----- Materials provided -----
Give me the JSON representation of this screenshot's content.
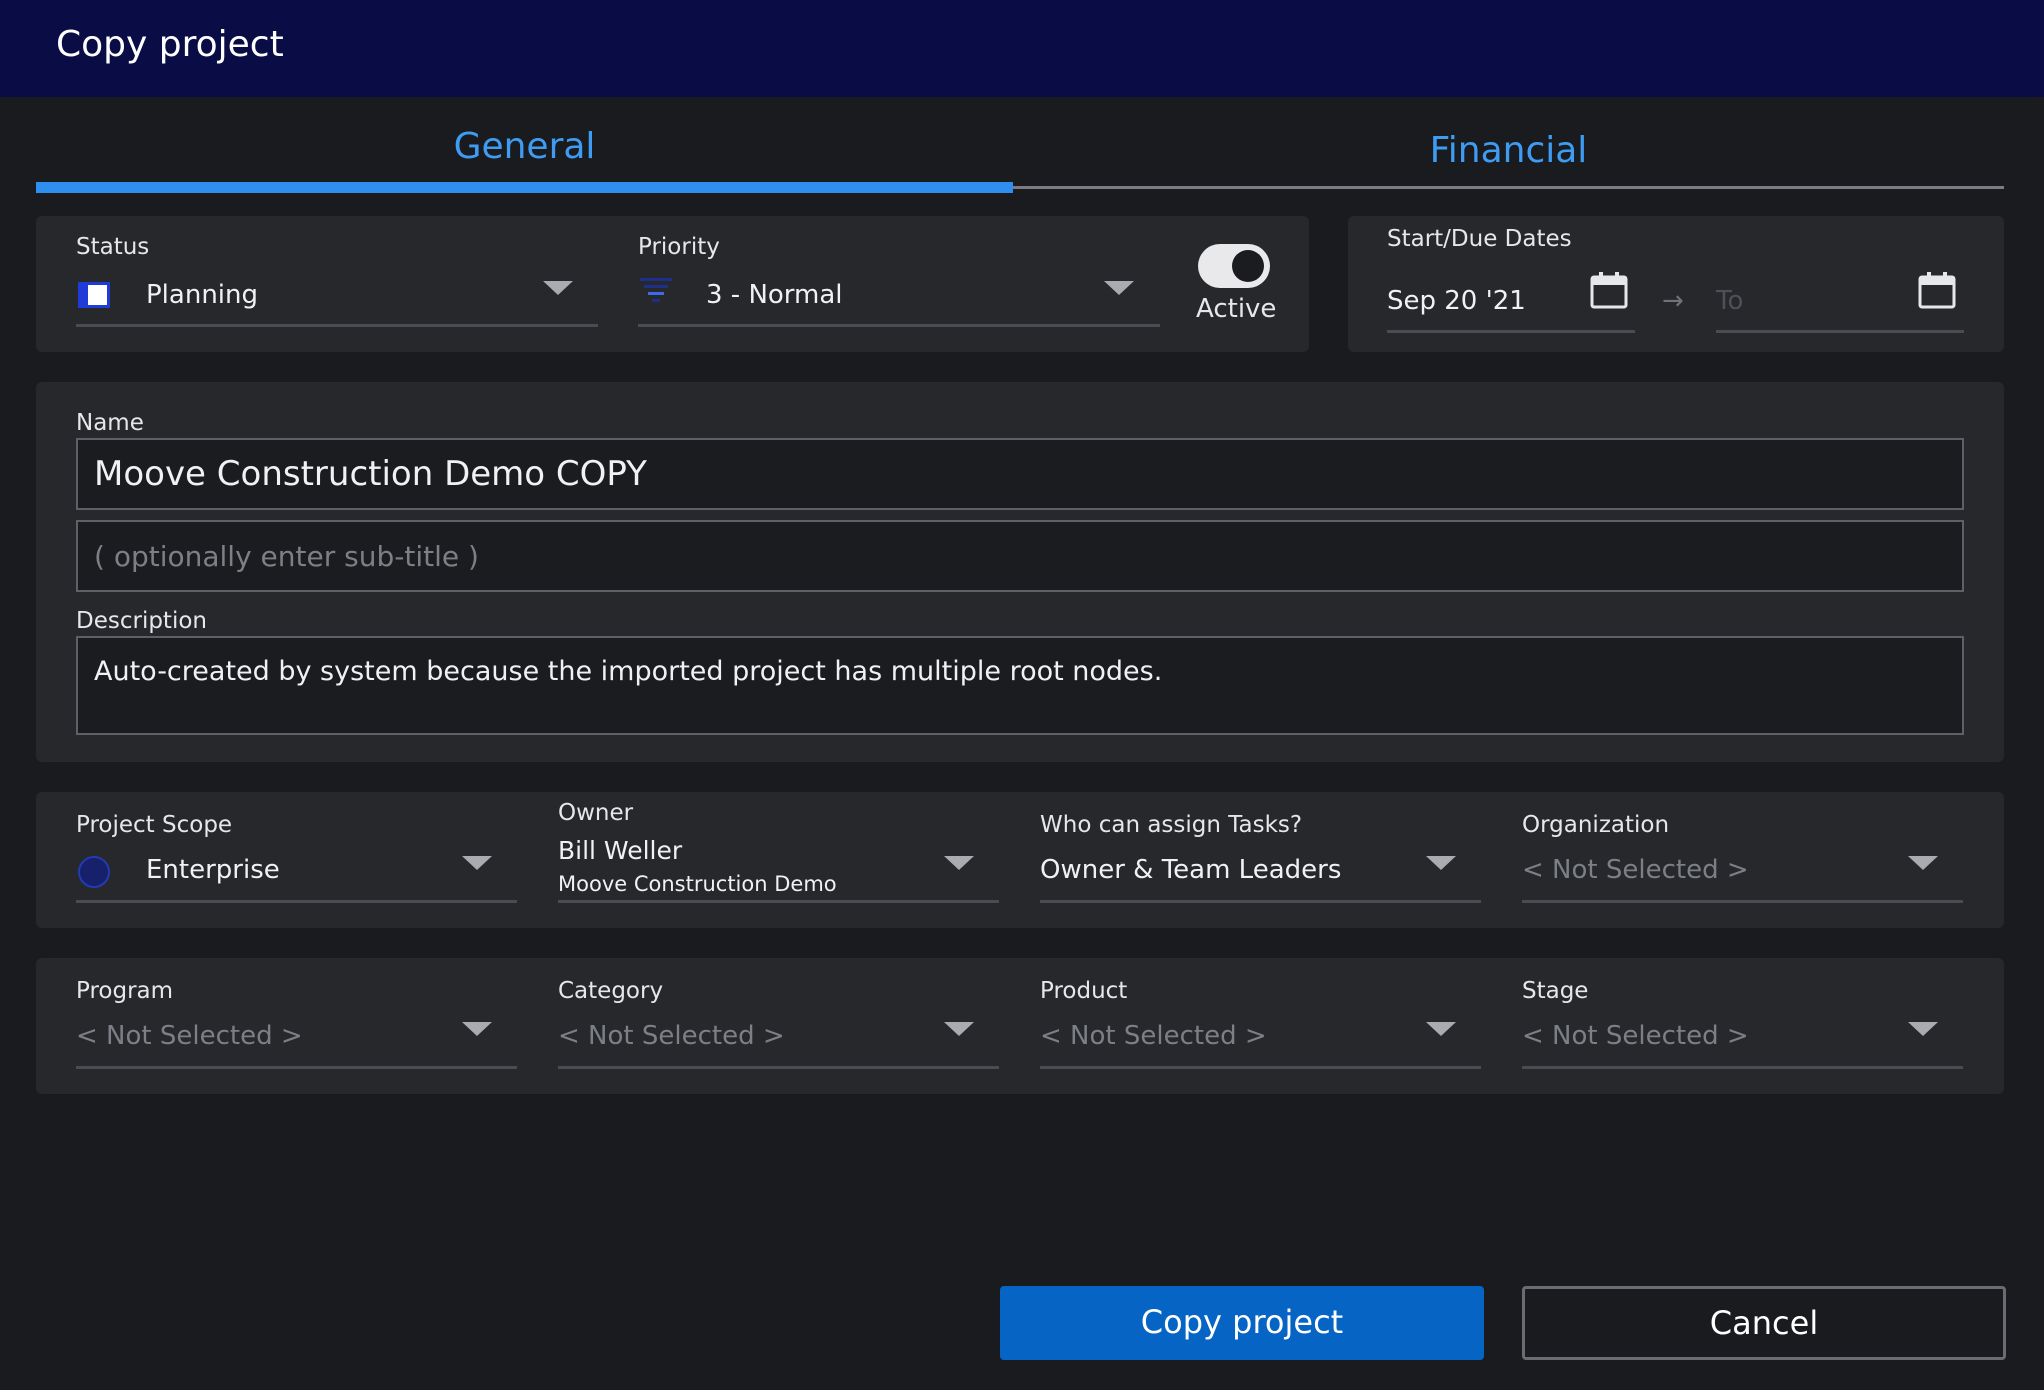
{
  "window": {
    "title": "Copy project"
  },
  "tabs": [
    {
      "label": "General",
      "active": true
    },
    {
      "label": "Financial",
      "active": false
    }
  ],
  "status": {
    "label": "Status",
    "value": "Planning",
    "icon": "planning-status-icon"
  },
  "priority": {
    "label": "Priority",
    "value": "3 - Normal",
    "icon": "priority-icon"
  },
  "active_toggle": {
    "label": "Active",
    "on": true
  },
  "dates": {
    "label": "Start/Due Dates",
    "start": "Sep 20 '21",
    "end_placeholder": "To",
    "arrow": "→"
  },
  "name": {
    "label": "Name",
    "value": "Moove Construction Demo COPY"
  },
  "subtitle": {
    "placeholder": "( optionally enter sub-title )"
  },
  "description": {
    "label": "Description",
    "value": "Auto-created by system because the imported project has multiple root nodes."
  },
  "project_scope": {
    "label": "Project Scope",
    "value": "Enterprise",
    "icon": "globe-icon"
  },
  "owner": {
    "label": "Owner",
    "name": "Bill Weller",
    "org": "Moove Construction Demo"
  },
  "assign_tasks": {
    "label": "Who can assign Tasks?",
    "value": "Owner & Team Leaders"
  },
  "organization": {
    "label": "Organization",
    "value": "< Not Selected >"
  },
  "program": {
    "label": "Program",
    "value": "< Not Selected >"
  },
  "category": {
    "label": "Category",
    "value": "< Not Selected >"
  },
  "product": {
    "label": "Product",
    "value": "< Not Selected >"
  },
  "stage": {
    "label": "Stage",
    "value": "< Not Selected >"
  },
  "buttons": {
    "copy": "Copy project",
    "cancel": "Cancel"
  },
  "colors": {
    "titlebar": "#0a0d45",
    "accent": "#2e8ff0",
    "primary_button": "#0664c4",
    "background": "#1a1b1e",
    "panel": "#27282c"
  }
}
-----
## What the exercise asks:
Exactly reproduce the entries above, minus the pictures.

## Reply to the task:
Give me the JSON representation of this screenshot's content.
{
  "window": {
    "title": "Copy project"
  },
  "tabs": [
    {
      "label": "General",
      "active": true
    },
    {
      "label": "Financial",
      "active": false
    }
  ],
  "status": {
    "label": "Status",
    "value": "Planning",
    "icon": "planning-status-icon"
  },
  "priority": {
    "label": "Priority",
    "value": "3 - Normal",
    "icon": "priority-icon"
  },
  "active_toggle": {
    "label": "Active",
    "on": true
  },
  "dates": {
    "label": "Start/Due Dates",
    "start": "Sep 20 '21",
    "end_placeholder": "To",
    "arrow": "→"
  },
  "name": {
    "label": "Name",
    "value": "Moove Construction Demo COPY"
  },
  "subtitle": {
    "placeholder": "( optionally enter sub-title )"
  },
  "description": {
    "label": "Description",
    "value": "Auto-created by system because the imported project has multiple root nodes."
  },
  "project_scope": {
    "label": "Project Scope",
    "value": "Enterprise",
    "icon": "globe-icon"
  },
  "owner": {
    "label": "Owner",
    "name": "Bill Weller",
    "org": "Moove Construction Demo"
  },
  "assign_tasks": {
    "label": "Who can assign Tasks?",
    "value": "Owner & Team Leaders"
  },
  "organization": {
    "label": "Organization",
    "value": "< Not Selected >"
  },
  "program": {
    "label": "Program",
    "value": "< Not Selected >"
  },
  "category": {
    "label": "Category",
    "value": "< Not Selected >"
  },
  "product": {
    "label": "Product",
    "value": "< Not Selected >"
  },
  "stage": {
    "label": "Stage",
    "value": "< Not Selected >"
  },
  "buttons": {
    "copy": "Copy project",
    "cancel": "Cancel"
  },
  "colors": {
    "titlebar": "#0a0d45",
    "accent": "#2e8ff0",
    "primary_button": "#0664c4",
    "background": "#1a1b1e",
    "panel": "#27282c"
  }
}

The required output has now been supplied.